AIM
Scan the entries below. List each line with "will".

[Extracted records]
━━━━━━━━━━━━━━━━
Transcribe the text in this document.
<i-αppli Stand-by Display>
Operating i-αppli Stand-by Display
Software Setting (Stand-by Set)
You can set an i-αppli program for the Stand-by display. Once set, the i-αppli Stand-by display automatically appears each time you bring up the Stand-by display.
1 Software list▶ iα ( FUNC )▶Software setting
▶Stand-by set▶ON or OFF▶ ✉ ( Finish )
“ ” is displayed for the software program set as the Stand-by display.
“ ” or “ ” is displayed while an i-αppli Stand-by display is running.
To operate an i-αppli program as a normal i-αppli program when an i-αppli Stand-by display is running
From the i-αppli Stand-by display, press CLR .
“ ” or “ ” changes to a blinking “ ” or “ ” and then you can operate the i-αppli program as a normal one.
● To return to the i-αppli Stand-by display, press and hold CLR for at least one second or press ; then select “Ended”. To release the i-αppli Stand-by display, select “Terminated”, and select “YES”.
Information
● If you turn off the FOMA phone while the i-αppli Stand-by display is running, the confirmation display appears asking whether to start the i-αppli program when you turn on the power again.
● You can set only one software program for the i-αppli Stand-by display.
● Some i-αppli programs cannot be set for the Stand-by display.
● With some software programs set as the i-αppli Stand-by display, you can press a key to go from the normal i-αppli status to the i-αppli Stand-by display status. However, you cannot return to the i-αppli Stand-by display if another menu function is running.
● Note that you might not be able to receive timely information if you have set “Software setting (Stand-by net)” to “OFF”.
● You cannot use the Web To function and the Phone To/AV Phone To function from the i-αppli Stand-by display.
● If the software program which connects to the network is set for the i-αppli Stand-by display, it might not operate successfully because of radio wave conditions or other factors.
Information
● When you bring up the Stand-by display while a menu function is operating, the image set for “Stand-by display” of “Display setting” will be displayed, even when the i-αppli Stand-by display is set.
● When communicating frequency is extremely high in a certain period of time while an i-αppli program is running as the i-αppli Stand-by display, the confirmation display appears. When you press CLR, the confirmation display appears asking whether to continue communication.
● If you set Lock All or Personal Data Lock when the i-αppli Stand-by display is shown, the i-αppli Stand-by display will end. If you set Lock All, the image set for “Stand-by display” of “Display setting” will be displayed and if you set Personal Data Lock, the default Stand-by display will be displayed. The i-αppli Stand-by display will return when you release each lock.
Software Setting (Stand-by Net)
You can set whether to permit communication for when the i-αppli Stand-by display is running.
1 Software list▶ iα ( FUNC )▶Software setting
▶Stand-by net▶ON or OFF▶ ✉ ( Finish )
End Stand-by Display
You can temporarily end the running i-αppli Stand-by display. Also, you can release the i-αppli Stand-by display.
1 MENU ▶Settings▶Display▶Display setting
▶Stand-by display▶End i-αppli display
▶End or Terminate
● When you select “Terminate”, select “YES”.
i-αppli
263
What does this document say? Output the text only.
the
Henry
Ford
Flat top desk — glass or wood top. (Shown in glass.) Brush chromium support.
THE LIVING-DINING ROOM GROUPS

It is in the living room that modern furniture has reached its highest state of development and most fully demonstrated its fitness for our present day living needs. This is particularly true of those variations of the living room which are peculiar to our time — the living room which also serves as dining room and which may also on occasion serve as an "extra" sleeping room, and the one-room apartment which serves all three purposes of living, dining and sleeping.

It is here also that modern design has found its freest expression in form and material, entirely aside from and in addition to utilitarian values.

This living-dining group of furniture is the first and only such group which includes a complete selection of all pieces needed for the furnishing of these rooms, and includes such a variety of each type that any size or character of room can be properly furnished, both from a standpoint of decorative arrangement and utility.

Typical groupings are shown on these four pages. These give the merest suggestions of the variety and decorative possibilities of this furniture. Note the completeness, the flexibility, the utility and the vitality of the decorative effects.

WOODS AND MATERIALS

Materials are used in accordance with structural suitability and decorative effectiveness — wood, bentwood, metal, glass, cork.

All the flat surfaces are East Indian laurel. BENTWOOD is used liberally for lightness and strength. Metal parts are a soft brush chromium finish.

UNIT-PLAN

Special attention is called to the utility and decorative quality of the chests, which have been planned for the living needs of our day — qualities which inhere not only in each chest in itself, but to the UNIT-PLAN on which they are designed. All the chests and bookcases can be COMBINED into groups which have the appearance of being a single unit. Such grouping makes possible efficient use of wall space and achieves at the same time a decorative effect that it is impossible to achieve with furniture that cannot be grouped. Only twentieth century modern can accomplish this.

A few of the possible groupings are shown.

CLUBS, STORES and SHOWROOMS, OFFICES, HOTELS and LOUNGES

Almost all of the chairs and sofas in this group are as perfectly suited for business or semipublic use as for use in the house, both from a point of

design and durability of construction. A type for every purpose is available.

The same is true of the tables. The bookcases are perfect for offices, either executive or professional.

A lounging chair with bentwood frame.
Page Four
━━━━━━━━━━━━━━━━
THE COMPLETED TASK
● When you bring up the Stand-by display while a menu function is operating, the image set for “Stand-by display” of “Display setting” will be displayed, even when the i-αppli Stand-by display is set.
● If you set Lock All or Personal Data Lock when the i-αppli Stand-by display is shown, the i-αppli Stand-by display will end. If you set Lock All, the image set for “Stand-by display” of “Display setting” will be displayed and if you set Personal Data Lock, the default Stand-by display will be displayed. The i-αppli Stand-by display will return when you release each lock.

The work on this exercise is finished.